(Rows from a figure dataset)
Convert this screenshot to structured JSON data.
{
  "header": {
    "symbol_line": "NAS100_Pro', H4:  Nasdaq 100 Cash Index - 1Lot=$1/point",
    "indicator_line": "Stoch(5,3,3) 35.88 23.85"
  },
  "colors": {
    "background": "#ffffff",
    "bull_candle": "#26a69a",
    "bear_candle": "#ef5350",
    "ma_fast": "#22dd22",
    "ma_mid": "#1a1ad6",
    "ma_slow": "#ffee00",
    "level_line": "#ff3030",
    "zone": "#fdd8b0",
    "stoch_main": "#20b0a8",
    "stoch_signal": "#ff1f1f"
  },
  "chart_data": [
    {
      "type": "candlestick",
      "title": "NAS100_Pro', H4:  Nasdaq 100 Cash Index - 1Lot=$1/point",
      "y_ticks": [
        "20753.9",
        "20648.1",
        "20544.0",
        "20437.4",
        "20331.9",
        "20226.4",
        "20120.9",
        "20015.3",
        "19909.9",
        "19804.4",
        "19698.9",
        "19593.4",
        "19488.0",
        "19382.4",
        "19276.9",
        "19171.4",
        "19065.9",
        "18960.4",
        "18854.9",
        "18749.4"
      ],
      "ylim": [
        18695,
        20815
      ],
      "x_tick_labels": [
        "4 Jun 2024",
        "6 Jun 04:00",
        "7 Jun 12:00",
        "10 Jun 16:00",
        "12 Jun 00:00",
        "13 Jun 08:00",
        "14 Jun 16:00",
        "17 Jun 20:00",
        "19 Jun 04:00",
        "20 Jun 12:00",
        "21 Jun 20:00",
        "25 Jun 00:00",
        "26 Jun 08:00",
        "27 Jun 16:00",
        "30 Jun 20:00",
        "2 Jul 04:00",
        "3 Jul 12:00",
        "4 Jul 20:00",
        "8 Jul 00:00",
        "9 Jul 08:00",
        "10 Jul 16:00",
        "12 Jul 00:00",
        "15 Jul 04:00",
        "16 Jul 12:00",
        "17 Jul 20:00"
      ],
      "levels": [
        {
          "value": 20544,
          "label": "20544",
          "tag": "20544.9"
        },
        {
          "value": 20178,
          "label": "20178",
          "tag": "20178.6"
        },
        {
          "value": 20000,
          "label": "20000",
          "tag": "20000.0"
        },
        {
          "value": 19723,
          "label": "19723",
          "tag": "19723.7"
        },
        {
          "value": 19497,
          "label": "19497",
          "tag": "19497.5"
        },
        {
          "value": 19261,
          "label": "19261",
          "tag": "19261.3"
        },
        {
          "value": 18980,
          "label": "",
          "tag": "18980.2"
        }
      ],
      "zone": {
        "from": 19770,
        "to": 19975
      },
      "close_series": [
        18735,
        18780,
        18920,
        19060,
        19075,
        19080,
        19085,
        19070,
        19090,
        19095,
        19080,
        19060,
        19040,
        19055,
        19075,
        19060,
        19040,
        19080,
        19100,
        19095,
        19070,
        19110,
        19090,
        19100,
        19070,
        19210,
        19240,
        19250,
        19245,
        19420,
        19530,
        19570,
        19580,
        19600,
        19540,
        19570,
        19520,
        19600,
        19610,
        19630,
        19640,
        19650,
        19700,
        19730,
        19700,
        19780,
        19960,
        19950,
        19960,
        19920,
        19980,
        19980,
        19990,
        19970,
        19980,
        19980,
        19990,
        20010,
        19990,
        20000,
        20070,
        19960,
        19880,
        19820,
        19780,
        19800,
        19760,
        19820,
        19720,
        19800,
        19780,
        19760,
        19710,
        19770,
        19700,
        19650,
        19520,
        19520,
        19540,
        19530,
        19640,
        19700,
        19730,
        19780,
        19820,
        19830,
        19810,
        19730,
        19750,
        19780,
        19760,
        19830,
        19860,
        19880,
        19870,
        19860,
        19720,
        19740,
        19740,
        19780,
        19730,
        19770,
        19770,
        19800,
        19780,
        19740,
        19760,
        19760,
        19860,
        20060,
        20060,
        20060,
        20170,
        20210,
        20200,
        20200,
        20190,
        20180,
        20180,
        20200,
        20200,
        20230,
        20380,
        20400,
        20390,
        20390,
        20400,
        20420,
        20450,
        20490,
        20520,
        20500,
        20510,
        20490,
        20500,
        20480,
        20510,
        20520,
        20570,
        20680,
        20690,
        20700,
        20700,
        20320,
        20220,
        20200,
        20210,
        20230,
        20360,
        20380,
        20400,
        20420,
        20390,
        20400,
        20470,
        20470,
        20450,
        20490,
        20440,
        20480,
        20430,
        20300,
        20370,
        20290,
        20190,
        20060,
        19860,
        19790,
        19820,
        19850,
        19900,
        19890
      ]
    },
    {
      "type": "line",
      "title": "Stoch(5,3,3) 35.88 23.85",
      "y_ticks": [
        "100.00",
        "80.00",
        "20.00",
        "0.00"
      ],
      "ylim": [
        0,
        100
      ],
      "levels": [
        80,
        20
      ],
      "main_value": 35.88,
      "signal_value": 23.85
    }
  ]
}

__DIRECTIONS FOR THIS TASK__: Reproduce each entry from the records above, character for character.

__RESULT FOR THIS TASK__:
Convert this screenshot to structured JSON data.
{
  "header": {
    "symbol_line": "NAS100_Pro', H4:  Nasdaq 100 Cash Index - 1Lot=$1/point",
    "indicator_line": "Stoch(5,3,3) 35.88 23.85"
  },
  "colors": {
    "background": "#ffffff",
    "bull_candle": "#26a69a",
    "bear_candle": "#ef5350",
    "ma_fast": "#22dd22",
    "ma_mid": "#1a1ad6",
    "ma_slow": "#ffee00",
    "level_line": "#ff3030",
    "zone": "#fdd8b0",
    "stoch_main": "#20b0a8",
    "stoch_signal": "#ff1f1f"
  },
  "chart_data": [
    {
      "type": "candlestick",
      "title": "NAS100_Pro', H4:  Nasdaq 100 Cash Index - 1Lot=$1/point",
      "y_ticks": [
        "20753.9",
        "20648.1",
        "20544.0",
        "20437.4",
        "20331.9",
        "20226.4",
        "20120.9",
        "20015.3",
        "19909.9",
        "19804.4",
        "19698.9",
        "19593.4",
        "19488.0",
        "19382.4",
        "19276.9",
        "19171.4",
        "19065.9",
        "18960.4",
        "18854.9",
        "18749.4"
      ],
      "ylim": [
        18695,
        20815
      ],
      "x_tick_labels": [
        "4 Jun 2024",
        "6 Jun 04:00",
        "7 Jun 12:00",
        "10 Jun 16:00",
        "12 Jun 00:00",
        "13 Jun 08:00",
        "14 Jun 16:00",
        "17 Jun 20:00",
        "19 Jun 04:00",
        "20 Jun 12:00",
        "21 Jun 20:00",
        "25 Jun 00:00",
        "26 Jun 08:00",
        "27 Jun 16:00",
        "30 Jun 20:00",
        "2 Jul 04:00",
        "3 Jul 12:00",
        "4 Jul 20:00",
        "8 Jul 00:00",
        "9 Jul 08:00",
        "10 Jul 16:00",
        "12 Jul 00:00",
        "15 Jul 04:00",
        "16 Jul 12:00",
        "17 Jul 20:00"
      ],
      "levels": [
        {
          "value": 20544,
          "label": "20544",
          "tag": "20544.9"
        },
        {
          "value": 20178,
          "label": "20178",
          "tag": "20178.6"
        },
        {
          "value": 20000,
          "label": "20000",
          "tag": "20000.0"
        },
        {
          "value": 19723,
          "label": "19723",
          "tag": "19723.7"
        },
        {
          "value": 19497,
          "label": "19497",
          "tag": "19497.5"
        },
        {
          "value": 19261,
          "label": "19261",
          "tag": "19261.3"
        },
        {
          "value": 18980,
          "label": "",
          "tag": "18980.2"
        }
      ],
      "zone": {
        "from": 19770,
        "to": 19975
      },
      "close_series": [
        18735,
        18780,
        18920,
        19060,
        19075,
        19080,
        19085,
        19070,
        19090,
        19095,
        19080,
        19060,
        19040,
        19055,
        19075,
        19060,
        19040,
        19080,
        19100,
        19095,
        19070,
        19110,
        19090,
        19100,
        19070,
        19210,
        19240,
        19250,
        19245,
        19420,
        19530,
        19570,
        19580,
        19600,
        19540,
        19570,
        19520,
        19600,
        19610,
        19630,
        19640,
        19650,
        19700,
        19730,
        19700,
        19780,
        19960,
        19950,
        19960,
        19920,
        19980,
        19980,
        19990,
        19970,
        19980,
        19980,
        19990,
        20010,
        19990,
        20000,
        20070,
        19960,
        19880,
        19820,
        19780,
        19800,
        19760,
        19820,
        19720,
        19800,
        19780,
        19760,
        19710,
        19770,
        19700,
        19650,
        19520,
        19520,
        19540,
        19530,
        19640,
        19700,
        19730,
        19780,
        19820,
        19830,
        19810,
        19730,
        19750,
        19780,
        19760,
        19830,
        19860,
        19880,
        19870,
        19860,
        19720,
        19740,
        19740,
        19780,
        19730,
        19770,
        19770,
        19800,
        19780,
        19740,
        19760,
        19760,
        19860,
        20060,
        20060,
        20060,
        20170,
        20210,
        20200,
        20200,
        20190,
        20180,
        20180,
        20200,
        20200,
        20230,
        20380,
        20400,
        20390,
        20390,
        20400,
        20420,
        20450,
        20490,
        20520,
        20500,
        20510,
        20490,
        20500,
        20480,
        20510,
        20520,
        20570,
        20680,
        20690,
        20700,
        20700,
        20320,
        20220,
        20200,
        20210,
        20230,
        20360,
        20380,
        20400,
        20420,
        20390,
        20400,
        20470,
        20470,
        20450,
        20490,
        20440,
        20480,
        20430,
        20300,
        20370,
        20290,
        20190,
        20060,
        19860,
        19790,
        19820,
        19850,
        19900,
        19890
      ]
    },
    {
      "type": "line",
      "title": "Stoch(5,3,3) 35.88 23.85",
      "y_ticks": [
        "100.00",
        "80.00",
        "20.00",
        "0.00"
      ],
      "ylim": [
        0,
        100
      ],
      "levels": [
        80,
        20
      ],
      "main_value": 35.88,
      "signal_value": 23.85
    }
  ]
}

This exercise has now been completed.